▶ _WHAT NEEDS TO BE DONE_:
Answer these from the text below on power options in IndustrialCraft:
(a) Which machine must you have before you can make water mills?
(b) How much copper and iron does the basic investment for nuclear power take?
(c) How long does GregTech's thorium burn without needing to be replaced?

▶ _TEXT PROVIDED_:
────────────────────────────────────────

Solar and other purely renewable power is generally a late-game option if you're entirely working within IndustrialCraft. You can make water mills as soon as you get an industrial Electrolizer, but the return on investment is incredibly low. You can get Blutricity solar and wind into MJs with a bluctric engine, then to EUs through an electric engine, but while the yield is somewhat greater, it's costly to implement on a large scale. Replacing your smelter with a Blutricty furnace and wind power is relatively simple, and can save EU in the long run, although the startup costs are pretty high unless you have a flax farm.
Nuclear power is the most fire-and-forget after that point, especially with GregTech. The basic investment is pretty significant -- three stacks of copper and two stacks of iron, as well as a small amount of lapis lazuli and redstone -- but a zero-chamber reactor can provide 20- or 30 eu/t for hours, and be easily and readily expanded in the future. It also requires relatively little infrastructure for its most basic versions, primarily a compressor and industrial centrifuge. GregTech's thorium actually
makes the thing easier once you have an Industrial Grinder and a Rock Cutter, as thorium will burn for tens of hours without needing to be replaced, and only require a small amount of coal or monazit to replace. Be careful with planning, however, as the variable output a reactor can produce is a good way to end up with burnt wire or an exploded BatBox if you underestimate current.

────────────────────────────────────────

▶ _ENTRIES PROVIDED_:
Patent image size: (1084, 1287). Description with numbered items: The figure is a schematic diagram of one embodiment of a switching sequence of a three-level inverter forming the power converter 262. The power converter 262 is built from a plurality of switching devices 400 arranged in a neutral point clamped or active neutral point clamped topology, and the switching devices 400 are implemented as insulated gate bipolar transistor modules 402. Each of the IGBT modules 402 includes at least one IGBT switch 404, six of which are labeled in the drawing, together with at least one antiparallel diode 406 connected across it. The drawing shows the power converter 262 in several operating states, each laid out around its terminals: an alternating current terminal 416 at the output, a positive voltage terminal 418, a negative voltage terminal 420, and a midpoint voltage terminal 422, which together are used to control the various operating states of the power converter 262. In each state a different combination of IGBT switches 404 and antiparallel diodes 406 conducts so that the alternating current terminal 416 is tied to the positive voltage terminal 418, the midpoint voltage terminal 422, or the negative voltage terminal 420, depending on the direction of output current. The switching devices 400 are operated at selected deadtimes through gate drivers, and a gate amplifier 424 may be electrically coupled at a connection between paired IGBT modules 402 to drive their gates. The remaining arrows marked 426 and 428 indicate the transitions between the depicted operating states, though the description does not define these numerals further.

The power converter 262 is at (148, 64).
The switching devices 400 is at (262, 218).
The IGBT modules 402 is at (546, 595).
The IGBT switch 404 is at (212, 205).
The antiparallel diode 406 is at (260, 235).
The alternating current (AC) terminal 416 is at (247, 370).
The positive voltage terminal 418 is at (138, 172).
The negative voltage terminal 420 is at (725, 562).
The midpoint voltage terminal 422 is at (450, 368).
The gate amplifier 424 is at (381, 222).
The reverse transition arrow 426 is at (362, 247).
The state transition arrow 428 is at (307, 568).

────────────────────────────────────────

▶ _RESPONSE_:
(a) An industrial Electrolizer.
(b) Three stacks of copper and two stacks of iron.
(c) Tens of hours.